# CHALLENGE 1
Answer these questions from the IFRS 16 lease summary, one per line:
(a) For the short-term recognition exemption, what lease term must a lease have?
(b) What example does the text give of a capacity portion that is physically distinct?
(c) On what basis do lessees allocate the consideration payable when a contract has lease and non-lease components?
# CHALLENGE 2
Print word for word the part of the IFRS 16 lease summary that begins at the words "use of an identified" and stops after "by the customer.".
# CHALLENGE 3
Write the next part of the IFRS 16 lease summary, starting after its final sentence.

# SOURCE
• • • •

A lessee can elect to apply IFRS 16 to leases of intangible assets, other


than those items listed above. [IFRS 16:4]
Recognition exemptions
Instead of applying the recognition requirements of IFRS
16 described below, a lessee may elect to account for
lease payments as an expense on a straight-line basis over
the lease term or another systematic basis for the
following two types of leases:
i) leases with a lease term of 12 months or less and containing no
purchase options this election is made by class of underlying
asset; and
ii) leases where the underlying asset has a low value when new
(such as personal computers or small items of office furniture)
this election can be made on a lease-by-lease basis.
[IFRS 16:5, 6 & 8]
Identifying a lease

A contract is, or contains, a lease if it conveys the right to control the


use of an identified asset for a period of time in exchange for
consideration. [IFRS 16:9]
Control is conveyed where the customer has both the right to direct
the identified assets use and to obtain substantially all the economic
benefits from that use. [IFRS 16:B9]
An asset is typically identified by being explicitly specified in a
contract, but an asset can also be identified by being implicitly
specified at the time it is made available for use by the customer.
However, where a supplier has a substantive right of substitution throughout
the period of use, a customer does not have a right to use an identified asset.
A suppliers right of substitution is only considered substantive if the supplier
has both the practical ability to substitute alternative assets throughout the
period of use and they would economically benefit from substitution. [IFRS
16:B13-14]
A capacity portion of an asset is still an identified asset if it is physically
distinct (e.g. a floor of a building). A capacity or other portion of an asset
that is not physically distinct (e.g. a capacity portion of a fibre optic cable) is
not an identified asset, unless it represents substantially all the capacity such
that the customer obtains substantially all the economic benefits from using
the asset. [IFRS 16:B20]
Separating components of a contract

For a contract that contains a lease component and additional lease and non-
lease components, such as the lease of an asset and the provision of a
maintenance service, lessees shall allocate the consideration payable on the
basis of the relative stand-alone prices, which shall be estimated if
observable prices are not readily available.

• • • •

# DATA LINES
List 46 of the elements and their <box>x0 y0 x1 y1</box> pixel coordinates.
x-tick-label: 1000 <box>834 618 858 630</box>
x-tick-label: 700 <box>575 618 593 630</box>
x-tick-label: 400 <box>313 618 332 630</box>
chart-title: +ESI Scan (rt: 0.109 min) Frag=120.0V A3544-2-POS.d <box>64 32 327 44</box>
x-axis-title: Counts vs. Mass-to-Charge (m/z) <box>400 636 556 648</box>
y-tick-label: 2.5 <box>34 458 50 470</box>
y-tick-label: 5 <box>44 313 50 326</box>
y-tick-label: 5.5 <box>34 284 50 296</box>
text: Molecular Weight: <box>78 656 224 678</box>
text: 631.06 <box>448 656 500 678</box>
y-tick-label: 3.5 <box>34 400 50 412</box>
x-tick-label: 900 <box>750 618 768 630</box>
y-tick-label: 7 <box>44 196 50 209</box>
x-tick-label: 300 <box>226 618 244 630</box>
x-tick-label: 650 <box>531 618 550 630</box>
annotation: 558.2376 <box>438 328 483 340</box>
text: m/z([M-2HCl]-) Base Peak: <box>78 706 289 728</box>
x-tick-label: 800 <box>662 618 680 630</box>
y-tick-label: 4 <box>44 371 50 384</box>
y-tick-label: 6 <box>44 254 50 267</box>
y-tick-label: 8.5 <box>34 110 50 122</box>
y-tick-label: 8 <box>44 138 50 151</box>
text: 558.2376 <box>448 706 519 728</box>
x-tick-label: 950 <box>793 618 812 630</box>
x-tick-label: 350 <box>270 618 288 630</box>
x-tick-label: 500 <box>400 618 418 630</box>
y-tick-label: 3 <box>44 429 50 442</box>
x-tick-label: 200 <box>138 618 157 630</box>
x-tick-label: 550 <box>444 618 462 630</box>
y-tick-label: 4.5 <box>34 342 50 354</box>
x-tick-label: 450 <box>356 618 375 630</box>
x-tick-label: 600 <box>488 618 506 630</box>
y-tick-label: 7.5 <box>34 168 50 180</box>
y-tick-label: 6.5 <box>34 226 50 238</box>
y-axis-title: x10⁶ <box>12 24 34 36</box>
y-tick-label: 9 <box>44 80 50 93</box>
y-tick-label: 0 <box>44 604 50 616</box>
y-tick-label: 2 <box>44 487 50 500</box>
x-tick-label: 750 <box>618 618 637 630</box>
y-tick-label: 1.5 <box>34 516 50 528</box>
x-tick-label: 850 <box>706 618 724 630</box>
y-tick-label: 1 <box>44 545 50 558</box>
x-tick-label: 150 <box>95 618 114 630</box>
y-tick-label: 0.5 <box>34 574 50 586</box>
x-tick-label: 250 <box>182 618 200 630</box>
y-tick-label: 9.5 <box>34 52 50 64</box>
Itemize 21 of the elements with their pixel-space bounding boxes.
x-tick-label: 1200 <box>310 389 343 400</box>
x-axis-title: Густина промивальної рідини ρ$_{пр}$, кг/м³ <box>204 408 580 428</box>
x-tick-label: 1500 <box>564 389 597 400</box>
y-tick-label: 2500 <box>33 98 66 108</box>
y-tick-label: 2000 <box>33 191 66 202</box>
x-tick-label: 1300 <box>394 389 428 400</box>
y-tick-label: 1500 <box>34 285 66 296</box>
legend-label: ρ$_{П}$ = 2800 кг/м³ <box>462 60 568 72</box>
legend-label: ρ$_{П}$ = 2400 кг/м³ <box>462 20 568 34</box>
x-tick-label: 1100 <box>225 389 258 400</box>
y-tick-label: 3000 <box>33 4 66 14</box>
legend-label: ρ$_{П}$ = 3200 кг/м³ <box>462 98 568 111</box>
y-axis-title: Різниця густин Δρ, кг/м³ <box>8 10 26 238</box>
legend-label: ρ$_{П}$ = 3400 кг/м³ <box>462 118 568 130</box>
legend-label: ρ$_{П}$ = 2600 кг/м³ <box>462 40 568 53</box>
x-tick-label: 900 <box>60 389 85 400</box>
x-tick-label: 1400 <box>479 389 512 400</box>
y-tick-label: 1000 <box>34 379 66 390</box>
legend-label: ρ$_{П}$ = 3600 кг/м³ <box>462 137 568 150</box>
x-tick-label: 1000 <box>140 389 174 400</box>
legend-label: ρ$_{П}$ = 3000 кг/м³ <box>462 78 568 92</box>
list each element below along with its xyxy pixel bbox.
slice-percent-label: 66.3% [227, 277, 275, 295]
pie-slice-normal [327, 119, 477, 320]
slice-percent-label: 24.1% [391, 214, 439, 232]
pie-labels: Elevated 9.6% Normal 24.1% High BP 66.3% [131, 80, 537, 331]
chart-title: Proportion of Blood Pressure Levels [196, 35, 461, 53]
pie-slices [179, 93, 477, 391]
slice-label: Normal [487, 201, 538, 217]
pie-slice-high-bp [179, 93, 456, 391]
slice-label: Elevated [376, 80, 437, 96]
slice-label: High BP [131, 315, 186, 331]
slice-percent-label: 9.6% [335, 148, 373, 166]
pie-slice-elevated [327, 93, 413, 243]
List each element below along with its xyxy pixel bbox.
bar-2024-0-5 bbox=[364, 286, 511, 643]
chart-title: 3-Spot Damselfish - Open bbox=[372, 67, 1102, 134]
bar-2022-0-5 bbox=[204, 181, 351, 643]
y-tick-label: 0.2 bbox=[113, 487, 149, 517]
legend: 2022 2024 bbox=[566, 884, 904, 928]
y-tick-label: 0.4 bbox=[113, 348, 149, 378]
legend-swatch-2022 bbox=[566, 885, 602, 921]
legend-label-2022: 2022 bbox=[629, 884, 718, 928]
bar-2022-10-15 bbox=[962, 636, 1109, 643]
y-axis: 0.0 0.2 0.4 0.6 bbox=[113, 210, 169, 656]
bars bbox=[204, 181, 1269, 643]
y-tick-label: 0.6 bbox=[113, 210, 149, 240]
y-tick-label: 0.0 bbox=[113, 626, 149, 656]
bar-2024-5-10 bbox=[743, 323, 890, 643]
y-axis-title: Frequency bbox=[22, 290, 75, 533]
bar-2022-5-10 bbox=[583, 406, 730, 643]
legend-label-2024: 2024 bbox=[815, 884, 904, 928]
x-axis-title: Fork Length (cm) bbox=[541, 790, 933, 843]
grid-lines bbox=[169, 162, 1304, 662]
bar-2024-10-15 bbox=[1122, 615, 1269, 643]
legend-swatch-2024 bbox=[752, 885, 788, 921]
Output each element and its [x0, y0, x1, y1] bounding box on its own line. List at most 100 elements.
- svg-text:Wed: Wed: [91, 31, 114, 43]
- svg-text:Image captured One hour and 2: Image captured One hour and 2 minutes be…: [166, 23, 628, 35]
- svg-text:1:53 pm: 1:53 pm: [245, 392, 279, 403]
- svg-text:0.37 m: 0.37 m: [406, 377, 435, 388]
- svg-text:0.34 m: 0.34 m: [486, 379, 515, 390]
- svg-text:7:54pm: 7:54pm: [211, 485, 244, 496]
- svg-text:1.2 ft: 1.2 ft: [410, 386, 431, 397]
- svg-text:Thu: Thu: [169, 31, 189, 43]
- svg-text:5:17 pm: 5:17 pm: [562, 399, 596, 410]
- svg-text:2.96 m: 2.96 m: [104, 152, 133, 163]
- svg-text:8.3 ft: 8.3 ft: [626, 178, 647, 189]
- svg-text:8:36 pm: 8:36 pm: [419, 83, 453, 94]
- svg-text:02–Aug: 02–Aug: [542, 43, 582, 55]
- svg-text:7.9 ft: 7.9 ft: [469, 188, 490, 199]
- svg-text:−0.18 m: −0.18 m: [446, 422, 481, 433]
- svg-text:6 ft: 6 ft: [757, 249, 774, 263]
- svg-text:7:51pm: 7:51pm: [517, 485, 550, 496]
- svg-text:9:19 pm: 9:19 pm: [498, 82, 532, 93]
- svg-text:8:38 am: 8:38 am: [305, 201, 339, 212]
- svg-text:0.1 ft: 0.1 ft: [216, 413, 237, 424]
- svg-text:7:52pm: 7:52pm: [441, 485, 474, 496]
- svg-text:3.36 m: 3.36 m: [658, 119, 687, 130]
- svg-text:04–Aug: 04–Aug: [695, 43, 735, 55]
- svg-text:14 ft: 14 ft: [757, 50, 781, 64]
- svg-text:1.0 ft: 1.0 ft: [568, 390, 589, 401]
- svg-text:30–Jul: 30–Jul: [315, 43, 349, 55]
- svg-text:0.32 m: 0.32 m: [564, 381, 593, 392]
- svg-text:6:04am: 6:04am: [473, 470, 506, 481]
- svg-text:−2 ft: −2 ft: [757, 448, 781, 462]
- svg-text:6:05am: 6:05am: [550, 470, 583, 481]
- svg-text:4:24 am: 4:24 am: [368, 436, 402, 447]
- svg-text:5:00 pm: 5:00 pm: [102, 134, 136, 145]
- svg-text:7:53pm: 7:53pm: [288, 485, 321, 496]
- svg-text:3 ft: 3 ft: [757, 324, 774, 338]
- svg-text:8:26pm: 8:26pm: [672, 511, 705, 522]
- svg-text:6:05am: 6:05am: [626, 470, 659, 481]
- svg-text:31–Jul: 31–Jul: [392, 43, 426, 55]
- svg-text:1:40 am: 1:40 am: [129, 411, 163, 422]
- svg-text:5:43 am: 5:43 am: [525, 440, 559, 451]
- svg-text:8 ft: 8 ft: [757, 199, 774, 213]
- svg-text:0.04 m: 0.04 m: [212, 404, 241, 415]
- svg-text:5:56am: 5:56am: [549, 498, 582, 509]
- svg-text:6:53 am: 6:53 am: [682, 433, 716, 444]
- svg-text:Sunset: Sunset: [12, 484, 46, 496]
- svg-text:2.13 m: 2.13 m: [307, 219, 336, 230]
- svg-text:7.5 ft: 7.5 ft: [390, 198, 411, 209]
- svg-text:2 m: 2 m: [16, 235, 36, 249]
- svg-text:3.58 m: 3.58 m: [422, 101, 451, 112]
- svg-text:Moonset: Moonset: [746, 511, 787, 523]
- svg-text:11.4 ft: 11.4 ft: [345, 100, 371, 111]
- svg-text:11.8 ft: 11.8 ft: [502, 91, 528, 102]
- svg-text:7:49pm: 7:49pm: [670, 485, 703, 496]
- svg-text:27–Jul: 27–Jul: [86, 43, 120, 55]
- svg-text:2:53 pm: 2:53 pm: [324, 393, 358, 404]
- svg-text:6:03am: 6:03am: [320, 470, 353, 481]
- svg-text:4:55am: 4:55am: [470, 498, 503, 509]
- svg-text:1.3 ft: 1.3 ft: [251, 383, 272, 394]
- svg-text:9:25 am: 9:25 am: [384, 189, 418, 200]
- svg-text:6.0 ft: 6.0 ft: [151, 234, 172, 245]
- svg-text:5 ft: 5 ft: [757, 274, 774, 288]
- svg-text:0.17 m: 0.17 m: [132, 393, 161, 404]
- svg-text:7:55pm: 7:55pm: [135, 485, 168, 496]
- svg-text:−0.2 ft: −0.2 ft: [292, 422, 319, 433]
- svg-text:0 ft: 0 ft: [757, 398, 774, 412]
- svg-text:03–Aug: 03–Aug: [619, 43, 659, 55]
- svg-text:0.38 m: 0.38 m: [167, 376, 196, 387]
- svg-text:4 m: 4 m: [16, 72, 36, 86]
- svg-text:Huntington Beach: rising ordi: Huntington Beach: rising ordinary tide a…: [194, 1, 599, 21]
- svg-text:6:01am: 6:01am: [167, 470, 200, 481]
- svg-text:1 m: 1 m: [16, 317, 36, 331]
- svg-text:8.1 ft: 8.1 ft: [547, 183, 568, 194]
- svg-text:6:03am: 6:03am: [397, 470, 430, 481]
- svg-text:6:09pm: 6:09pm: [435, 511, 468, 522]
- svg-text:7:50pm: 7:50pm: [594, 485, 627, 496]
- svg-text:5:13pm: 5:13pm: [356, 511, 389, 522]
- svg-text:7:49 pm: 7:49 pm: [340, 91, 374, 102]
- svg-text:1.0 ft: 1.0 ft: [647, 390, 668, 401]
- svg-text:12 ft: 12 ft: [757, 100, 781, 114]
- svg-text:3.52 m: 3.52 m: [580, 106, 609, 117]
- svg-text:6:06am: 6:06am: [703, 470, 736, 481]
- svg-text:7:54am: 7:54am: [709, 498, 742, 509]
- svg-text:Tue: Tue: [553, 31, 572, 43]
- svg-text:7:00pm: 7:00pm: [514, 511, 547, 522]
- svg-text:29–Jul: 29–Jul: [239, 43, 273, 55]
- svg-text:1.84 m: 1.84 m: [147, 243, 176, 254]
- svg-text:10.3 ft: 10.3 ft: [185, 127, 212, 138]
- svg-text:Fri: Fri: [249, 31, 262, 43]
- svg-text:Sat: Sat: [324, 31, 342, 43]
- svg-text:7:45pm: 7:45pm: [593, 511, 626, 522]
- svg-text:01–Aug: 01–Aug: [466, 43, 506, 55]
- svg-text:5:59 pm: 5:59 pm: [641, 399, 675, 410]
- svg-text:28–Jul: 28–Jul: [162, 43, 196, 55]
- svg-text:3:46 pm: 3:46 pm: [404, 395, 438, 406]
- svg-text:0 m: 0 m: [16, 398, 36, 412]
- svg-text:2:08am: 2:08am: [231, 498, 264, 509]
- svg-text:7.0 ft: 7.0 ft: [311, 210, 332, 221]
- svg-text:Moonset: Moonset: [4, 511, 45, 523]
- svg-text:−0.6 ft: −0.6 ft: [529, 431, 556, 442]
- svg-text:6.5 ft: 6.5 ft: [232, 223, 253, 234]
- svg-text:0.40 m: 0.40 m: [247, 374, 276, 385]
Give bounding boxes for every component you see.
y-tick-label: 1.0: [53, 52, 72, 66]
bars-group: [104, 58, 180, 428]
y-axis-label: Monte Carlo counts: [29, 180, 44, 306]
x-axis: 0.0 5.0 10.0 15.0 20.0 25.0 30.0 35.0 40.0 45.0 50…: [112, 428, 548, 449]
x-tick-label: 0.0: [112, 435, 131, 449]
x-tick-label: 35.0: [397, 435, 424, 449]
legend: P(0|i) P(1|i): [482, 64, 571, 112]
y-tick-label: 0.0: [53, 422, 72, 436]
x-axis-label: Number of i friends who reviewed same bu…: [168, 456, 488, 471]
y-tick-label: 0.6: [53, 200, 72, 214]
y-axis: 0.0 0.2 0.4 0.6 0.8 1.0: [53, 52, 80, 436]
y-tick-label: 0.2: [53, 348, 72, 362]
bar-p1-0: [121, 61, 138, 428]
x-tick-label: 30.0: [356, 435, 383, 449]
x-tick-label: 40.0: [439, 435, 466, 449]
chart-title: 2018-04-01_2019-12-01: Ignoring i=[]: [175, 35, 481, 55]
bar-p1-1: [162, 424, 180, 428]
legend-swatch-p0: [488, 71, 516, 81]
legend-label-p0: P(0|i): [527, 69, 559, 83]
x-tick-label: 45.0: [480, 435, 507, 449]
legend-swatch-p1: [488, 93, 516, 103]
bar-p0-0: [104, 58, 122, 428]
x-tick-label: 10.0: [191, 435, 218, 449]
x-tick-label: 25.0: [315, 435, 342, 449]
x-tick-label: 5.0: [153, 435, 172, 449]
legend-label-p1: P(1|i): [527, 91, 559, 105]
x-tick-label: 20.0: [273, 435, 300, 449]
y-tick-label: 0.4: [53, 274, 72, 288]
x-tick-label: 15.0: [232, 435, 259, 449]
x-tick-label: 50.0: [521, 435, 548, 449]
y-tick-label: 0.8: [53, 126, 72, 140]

• • • •

# EXERCISE ANSWER 1
(a) A lease term of 12 months or less, with no purchase options.
(b) A floor of a building.
(c) The relative stand-alone prices, which are estimated if observable prices are not readily available.

# EXERCISE ANSWER 2
use of an identified asset for a period of time in exchange for
consideration. [IFRS 16:9]
Control is conveyed where the customer has both the right to direct
the identified assets use and to obtain substantially all the economic
benefits from that use. [IFRS 16:B9]
An asset is typically identified by being explicitly specified in a
contract, but an asset can also be identified by being implicitly
specified at the time it is made available for use by the customer.

# EXERCISE ANSWER 3
As a practical expedient, a lessee may elect, by class of underlying asset, not
to separate non-lease components from lease components and instead
account for all components as a lease. [IFRS 16:13-15]
Lessors shall allocate consideration in accordance with IFRS 15 Revenue from
Contracts with Customers.
Key definitions
[IFRS 16: Appendix A]
Interest rate implicit in the lease
The interest rate that yields a present value of (a) the lease payments and (b) the
unguaranteed residual value equal to the sum of (i) the fair value of the
underlying asset and (ii) any initial direct costs of the lessor.
Lease term
The non-cancellable period for which a lessee has the right to use an underlying
asset, plus:
a) periods covered by an extension option if exercise of that option by the lessee
is reasonably certain; and
b) periods covered by a termination option if the lessee is reasonably certain not
to exercise that option
Lessees incremental borrowing rate
The rate of interest that a lessee would have to pay to borrow over a similar term,
and with a similar security, the funds necessary to obtain an asset of a similar
value to the right-of-use asset in a similar economic environment.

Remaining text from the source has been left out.